* **Exercise A**
Rewrite the lines of the listing below as a numbered list, omitting any blank lines, starting with the line containing "metric-name: Total clicks" and going on through the line containing "page-title: Performance on".

* **Excerpt provided**
□ □ □ □ □

I forgot to add that I also bird hunt with him, he works like a flushing dog and retrieves to hand. I am really liking these Jadgs, I run them on big game with my Plotts.


----------



## westfield

Eddevelasco, thanks for the info, but if ur dogs are that well bred I doubt that I can afford one.


----------



## eddevelasco

Westfield I don't sell them Antonio does. I would contact him and try and work something out. These are really nice, don't give up without trying. Antonio is a real good guy. Leave him a message on his group on Facebook, Jagdterriers and other working dogs.


----------



## westfield

Thanks, will do.


----------



## westfield

*"hogtrack"*

hogtrack, i got your pm, but can't reply because your inbox is full. Trying to get in touch with you.


----------



## Southernhoundhunter

I checked out Chris Phillips out of North Carolina but while researching that, I also found a Facebook page seemingly made just for folks to vent on their bad experiences with him. Anyone have much experience with the guy?


----------



## mschlapa

Yes I know him well and have hunted with him and numerous dogs of his. That page is just jealous competitors. If you look at the page it's the same 3 people making posts and their all in it together, it's not really about any experiences, just an attempt at slandering someone for their own personal gain.


----------



## Southernhoundhunter

If this is inappropriate, a mod should remove it. I talked to 9 people, some on private messages and some on other forums and some from just referenced phone numbers and I would stay away from this Chris Phillips guy. I don't want to publicly bash someone too bad but I think it's important as fellow dog hunters to share who is doing right and wrong in our sports. If anyone has any questions, PM me.


----------

□ □ □ □ □

Entries drawn from a collection:

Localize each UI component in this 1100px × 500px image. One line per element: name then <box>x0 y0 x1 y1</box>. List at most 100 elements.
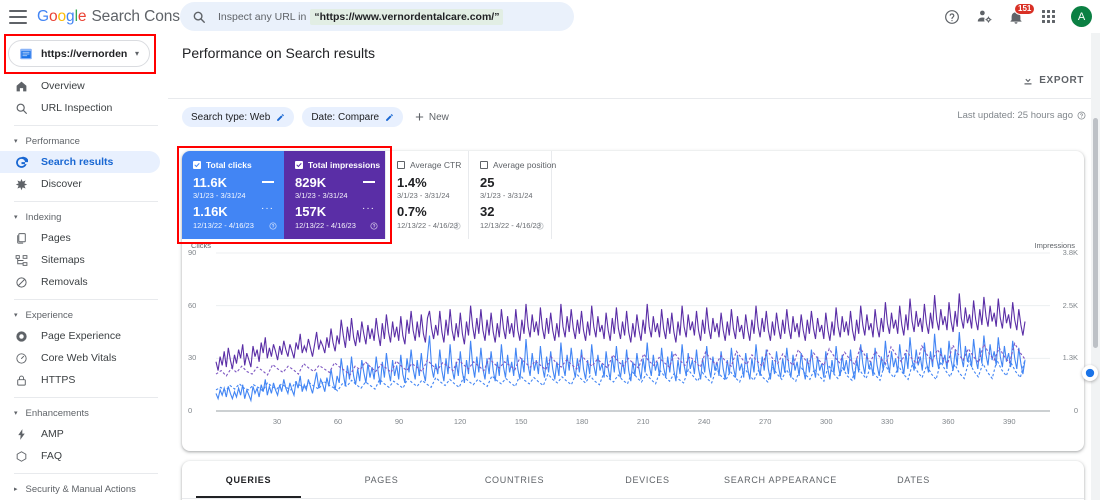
metric-name: Total clicks <box>206 160 252 170</box>
chip-search-type[interactable]: Search type: Web <box>182 107 295 127</box>
x-tick: 120 <box>453 417 467 426</box>
sidebar-item-pages[interactable]: Pages <box>0 227 160 249</box>
sidebar-item-url-inspection[interactable]: URL Inspection <box>0 97 160 119</box>
property-site-icon <box>19 47 33 61</box>
filter-chip-row: Search type: Web Date: Compare + New <box>182 107 449 127</box>
tab-label: QUERIES <box>225 474 272 485</box>
metric-header: Total clicks <box>193 160 273 170</box>
main-content: Performance on Search results EXPORT Sea… <box>168 33 1100 500</box>
metric-name: Average CTR <box>410 160 462 170</box>
page-title: Performance on Search results <box>182 45 375 61</box>
export-label: EXPORT <box>1039 74 1084 86</box>
sidebar-section-label: Performance <box>25 135 80 147</box>
y-tick-right: 3.8K <box>1062 248 1078 257</box>
hamburger-icon[interactable] <box>9 9 27 24</box>
metric-value-current: 1.4% <box>397 175 427 190</box>
tab-queries[interactable]: QUERIES <box>182 461 315 498</box>
tab-countries[interactable]: COUNTRIES <box>448 461 581 498</box>
tab-search-appearance[interactable]: SEARCH APPEARANCE <box>714 461 847 498</box>
tab-label: DEVICES <box>625 474 670 485</box>
home-icon <box>14 79 28 93</box>
notifications-icon[interactable]: 151 <box>1007 2 1036 26</box>
metric-card-average-ctr[interactable]: Average CTR 1.4% 3/1/23 - 3/31/24 0.7% 1… <box>386 151 469 239</box>
metric-value-current: 25 <box>480 175 495 190</box>
sidebar-item-sitemaps[interactable]: Sitemaps <box>0 249 160 271</box>
sidebar-item-search-results[interactable]: Search results <box>0 151 160 173</box>
sidebar-item-faq[interactable]: FAQ <box>0 445 160 467</box>
metric-card-average-position[interactable]: Average position 25 3/1/23 - 3/31/24 32 … <box>469 151 556 239</box>
y-tick-left: 30 <box>188 353 197 363</box>
chevron-down-icon: ▾ <box>14 410 18 417</box>
add-new-filter-button[interactable]: + New <box>415 110 449 125</box>
checkbox-average-ctr[interactable] <box>397 161 405 169</box>
y-tick-right: 2.5K <box>1062 300 1078 310</box>
chip-label: Date: Compare <box>311 111 380 123</box>
plus-icon: + <box>415 108 424 126</box>
sidebar-item-https[interactable]: HTTPS <box>0 369 160 391</box>
x-tick: 150 <box>514 417 528 426</box>
sidebar-section-indexing[interactable]: ▾ Indexing <box>0 207 168 227</box>
metric-date-compare: 12/13/22 - 4/16/23 <box>295 220 356 230</box>
account-settings-icon[interactable] <box>975 8 993 26</box>
checkbox-total-clicks[interactable] <box>193 161 201 169</box>
url-inspection-search-bar[interactable]: Inspect any URL in “https://www.vernorde… <box>180 2 574 31</box>
apps-grid-icon[interactable] <box>1039 8 1057 26</box>
metric-date-current: 3/1/23 - 3/31/24 <box>397 191 450 201</box>
sidebar-item-label: HTTPS <box>41 374 76 386</box>
logo-letter: o <box>48 7 58 25</box>
help-icon[interactable] <box>536 217 544 235</box>
sidebar-item-core-web-vitals[interactable]: Core Web Vitals <box>0 347 160 369</box>
x-tick: 30 <box>272 417 282 426</box>
metric-cards: Total clicks 11.6K 3/1/23 - 3/31/24 1.16… <box>177 146 1084 244</box>
metric-card-total-clicks[interactable]: Total clicks 11.6K 3/1/23 - 3/31/24 1.16… <box>182 151 284 239</box>
sidebar-item-label: Search results <box>41 156 114 168</box>
discover-icon <box>14 177 28 191</box>
scrollbar-thumb[interactable] <box>1093 118 1098 348</box>
avatar[interactable]: A <box>1071 6 1092 27</box>
export-button[interactable]: EXPORT <box>1022 74 1084 86</box>
sidebar-item-page-experience[interactable]: Page Experience <box>0 325 160 347</box>
core-web-vitals-icon <box>14 351 28 365</box>
tab-pages[interactable]: PAGES <box>315 461 448 498</box>
faq-icon <box>14 449 28 463</box>
help-icon[interactable] <box>269 217 277 235</box>
y-tick-left: 60 <box>188 300 197 310</box>
help-icon[interactable] <box>453 217 461 235</box>
checkbox-total-impressions[interactable] <box>295 161 303 169</box>
tab-devices[interactable]: DEVICES <box>581 461 714 498</box>
lock-icon <box>14 373 28 387</box>
sidebar-item-label: Removals <box>41 276 88 288</box>
sidebar-item-overview[interactable]: Overview <box>0 75 160 97</box>
help-icon[interactable] <box>370 217 378 235</box>
chevron-down-icon: ▾ <box>134 49 139 58</box>
y-tick-left: 0 <box>188 406 193 415</box>
sidebar-section-performance[interactable]: ▾ Performance <box>0 131 168 151</box>
metric-value-current: 829K <box>295 175 327 190</box>
metric-value-current: 11.6K <box>193 175 227 190</box>
chevron-down-icon: ▾ <box>14 138 18 145</box>
tab-dates[interactable]: DATES <box>847 461 980 498</box>
tab-label: COUNTRIES <box>484 474 545 485</box>
divider <box>168 98 1100 99</box>
metric-date-compare: 12/13/22 - 4/16/23 <box>480 220 541 230</box>
checkbox-average-position[interactable] <box>480 161 488 169</box>
property-selector[interactable]: https://vernordental ▾ <box>8 40 150 67</box>
x-tick: 360 <box>942 417 955 426</box>
sidebar-item-amp[interactable]: AMP <box>0 423 160 445</box>
help-icon[interactable] <box>943 8 961 26</box>
chip-date-compare[interactable]: Date: Compare <box>302 107 404 127</box>
sidebar-section-enhancements[interactable]: ▾ Enhancements <box>0 403 168 423</box>
metric-card-total-impressions[interactable]: Total impressions 829K 3/1/23 - 3/31/24 … <box>284 151 386 239</box>
logo-letter: o <box>57 7 67 25</box>
metric-name: Average position <box>493 160 557 170</box>
sidebar-section-security-manual-actions[interactable]: ▸ Security & Manual Actions <box>0 479 168 499</box>
divider <box>14 125 158 126</box>
sidebar-item-discover[interactable]: Discover <box>0 173 160 195</box>
metric-date-compare: 12/13/22 - 4/16/23 <box>193 220 254 230</box>
chat-support-icon[interactable] <box>1082 365 1098 381</box>
divider <box>14 299 158 300</box>
metric-value-compare: 32 <box>480 204 495 220</box>
sidebar-item-removals[interactable]: Removals <box>0 271 160 293</box>
sidebar-section-experience[interactable]: ▾ Experience <box>0 305 168 325</box>
search-hint: Inspect any URL in <box>218 10 307 23</box>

□ □ □ □ □

* **Exercise B**
Reproduce word for word the part of the forum thread about hunting dogs starting with "I checked out" and going on through "own personal gain.".

* **Correct answer A**
1. metric-name: Total clicks <box>206 160 252 170</box>
2. chip-search-type[interactable]: Search type: Web <box>182 107 295 127</box>
3. x-tick: 120 <box>453 417 467 426</box>
4. sidebar-item-pages[interactable]: Pages <box>0 227 160 249</box>
5. sidebar-item-url-inspection[interactable]: URL Inspection <box>0 97 160 119</box>
6. property-site-icon <box>19 47 33 61</box>
7. filter-chip-row: Search type: Web Date: Compare + New <box>182 107 449 127</box>
8. tab-label: QUERIES <box>225 474 272 485</box>
9. metric-header: Total clicks <box>193 160 273 170</box>
10. main-content: Performance on Search results EXPORT Sea… <box>168 33 1100 500</box>
11. metric-name: Average CTR <box>410 160 462 170</box>
12. page-title: Performance on Search results <box>182 45 375 61</box>

* **Correct answer B**
I checked out Chris Phillips out of North Carolina but while researching that, I also found a Facebook page seemingly made just for folks to vent on their bad experiences with him. Anyone have much experience with the guy?


----------



## mschlapa

Yes I know him well and have hunted with him and numerous dogs of his. That page is just jealous competitors. If you look at the page it's the same 3 people making posts and their all in it together, it's not really about any experiences, just an attempt at slandering someone for their own personal gain.